## What is asked
Extract exactly and only the lines from the one containing "Type out the text in this image." through the end of the entries below. Pictures should not appear in the copy.
-- Begin --
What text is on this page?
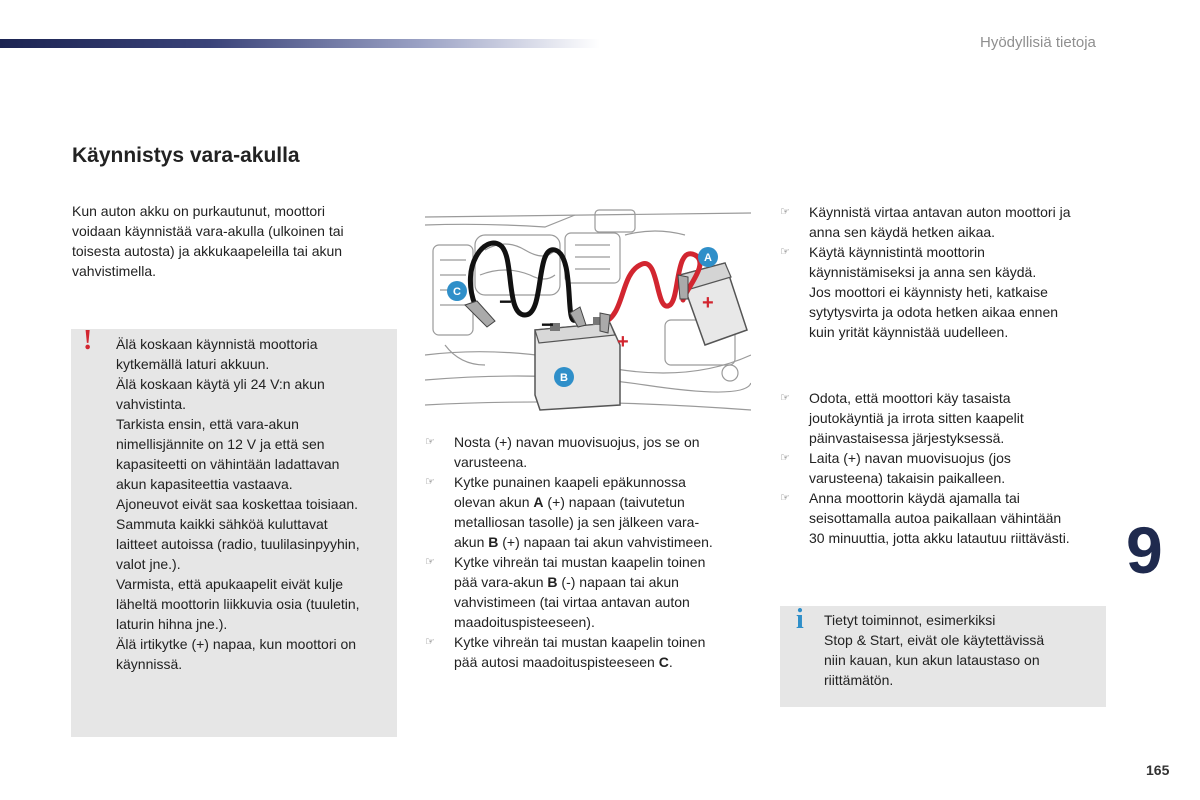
Hyödyllisiä tietoja
Käynnistys vara-akulla
Kun auton akku on purkautunut, moottori
voidaan käynnistää vara-akulla (ulkoinen tai
toisesta autosta) ja akkukaapeleilla tai akun
vahvistimella.
! Älä koskaan käynnistä moottoria
kytkemällä laturi akkuun.
Älä koskaan käytä yli 24 V:n akun
vahvistinta.
Tarkista ensin, että vara-akun
nimellisjännite on 12 V ja että sen
kapasiteetti on vähintään ladattavan
akun kapasiteettia vastaava.
Ajoneuvot eivät saa koskettaa toisiaan.
Sammuta kaikki sähköä kuluttavat
laitteet autoissa (radio, tuulilasinpyyhin,
valot jne.).
Varmista, että apukaapelit eivät kulje
läheltä moottorin liikkuvia osia (tuuletin,
laturin hihna jne.).
Älä irtikytke (+) napaa, kun moottori on
käynnissä.
−
−
+
+
A
C
B
☞ Nosta (+) navan muovisuojus, jos se on
varusteena.
☞ Kytke punainen kaapeli epäkunnossa
olevan akun A (+) napaan (taivutetun
metalliosan tasolle) ja sen jälkeen vara-
akun B (+) napaan tai akun vahvistimeen.
☞ Kytke vihreän tai mustan kaapelin toinen
pää vara-akun B (-) napaan tai akun
vahvistimeen (tai virtaa antavan auton
maadoituspisteeseen).
☞ Kytke vihreän tai mustan kaapelin toinen
pää autosi maadoituspisteeseen C.
☞ Käynnistä virtaa antavan auton moottori ja
anna sen käydä hetken aikaa.
☞ Käytä käynnistintä moottorin
käynnistämiseksi ja anna sen käydä.
Jos moottori ei käynnisty heti, katkaise
sytytysvirta ja odota hetken aikaa ennen
kuin yrität käynnistää uudelleen.
☞ Odota, että moottori käy tasaista
joutokäyntiä ja irrota sitten kaapelit
päinvastaisessa järjestyksessä.
☞ Laita (+) navan muovisuojus (jos
varusteena) takaisin paikalleen.
☞ Anna moottorin käydä ajamalla tai
seisottamalla autoa paikallaan vähintään
30 minuuttia, jotta akku latautuu riittävästi. 9
i Tietyt toiminnot, esimerkiksi
Stop & Start, eivät ole käytettävissä
niin kauan, kun akun lataustaso on
riittämätön.
165
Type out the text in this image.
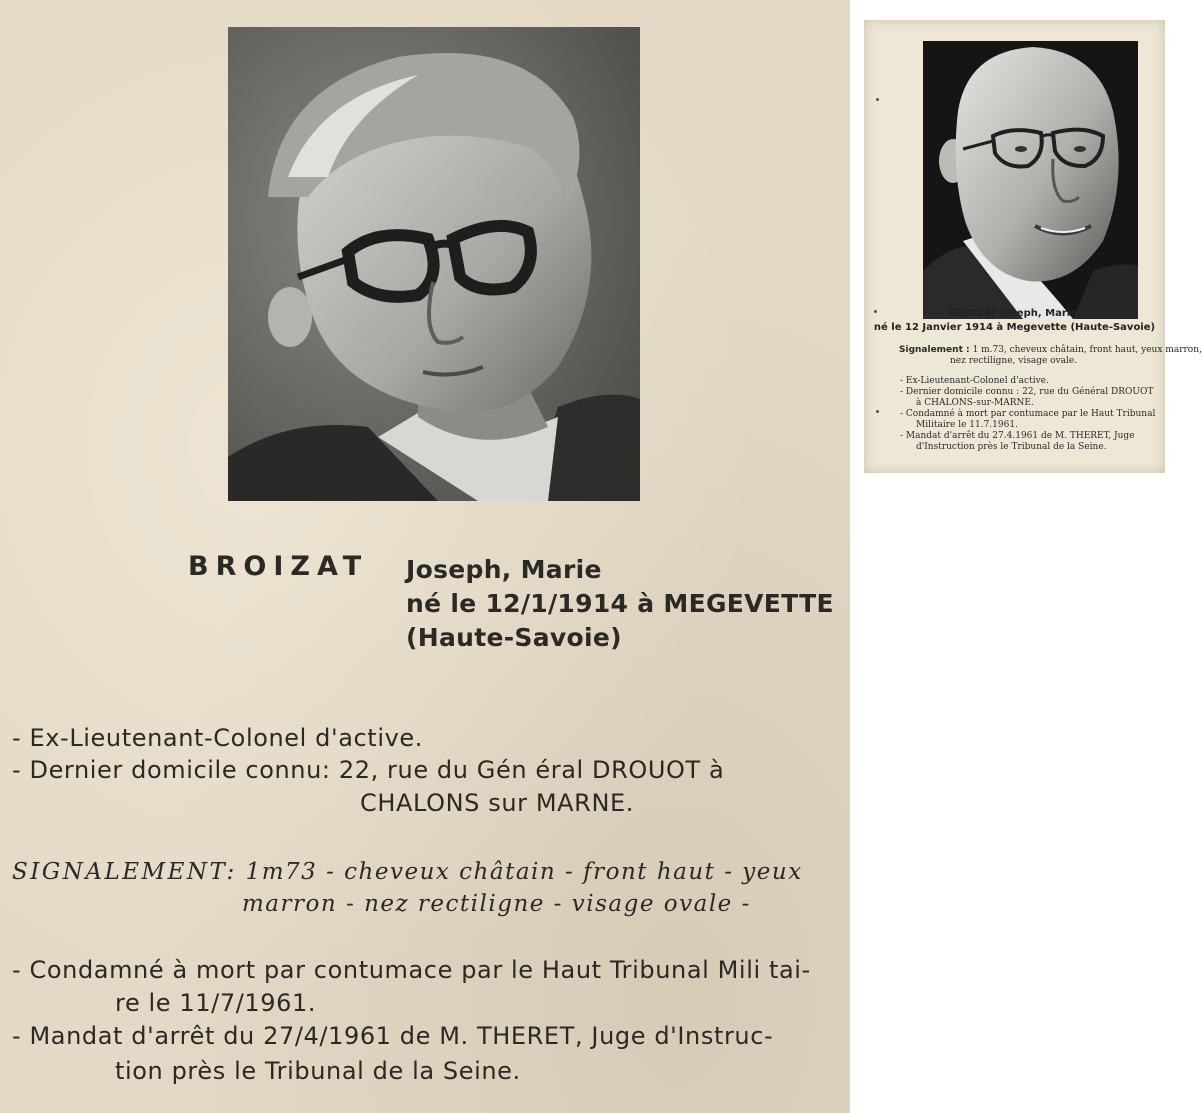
BROIZAT Joseph, Marie
né le 12/1/1914 à MEGEVETTE
(Haute-Savoie)
- Ex-Lieutenant-Colonel d'active.
- Dernier domicile connu: 22, rue du Gén éral DROUOT à
CHALONS sur MARNE.
SIGNALEMENT: 1m73 - cheveux châtain - front haut - yeux
marron - nez rectiligne - visage ovale -
- Condamné à mort par contumace par le Haut Tribunal Mili tai-
re le 11/7/1961.
- Mandat d'arrêt du 27/4/1961 de M. THERET, Juge d'Instruc-
tion près le Tribunal de la Seine.
BROIZAT Joseph, Marie,
né le 12 Janvier 1914 à Megevette (Haute-Savoie)
Signalement : 1 m.73, cheveux châtain, front haut, yeux marron,
nez rectiligne, visage ovale.
- Ex-Lieutenant-Colonel d'active.
- Dernier domicile connu : 22, rue du Général DROUOT
à CHALONS-sur-MARNE.
- Condamné à mort par contumace par le Haut Tribunal
Militaire le 11.7.1961.
- Mandat d'arrêt du 27.4.1961 de M. THERET, Juge
d'Instruction près le Tribunal de la Seine.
-- End --
## Correct response
Type out the text in this image.
BROIZAT Joseph, Marie
né le 12/1/1914 à MEGEVETTE
(Haute-Savoie)
- Ex-Lieutenant-Colonel d'active.
- Dernier domicile connu: 22, rue du Gén éral DROUOT à
CHALONS sur MARNE.
SIGNALEMENT: 1m73 - cheveux châtain - front haut - yeux
marron - nez rectiligne - visage ovale -
- Condamné à mort par contumace par le Haut Tribunal Mili tai-
re le 11/7/1961.
- Mandat d'arrêt du 27/4/1961 de M. THERET, Juge d'Instruc-
tion près le Tribunal de la Seine.
BROIZAT Joseph, Marie,
né le 12 Janvier 1914 à Megevette (Haute-Savoie)
Signalement : 1 m.73, cheveux châtain, front haut, yeux marron,
nez rectiligne, visage ovale.
- Ex-Lieutenant-Colonel d'active.
- Dernier domicile connu : 22, rue du Général DROUOT
à CHALONS-sur-MARNE.
- Condamné à mort par contumace par le Haut Tribunal
Militaire le 11.7.1961.
- Mandat d'arrêt du 27.4.1961 de M. THERET, Juge
d'Instruction près le Tribunal de la Seine.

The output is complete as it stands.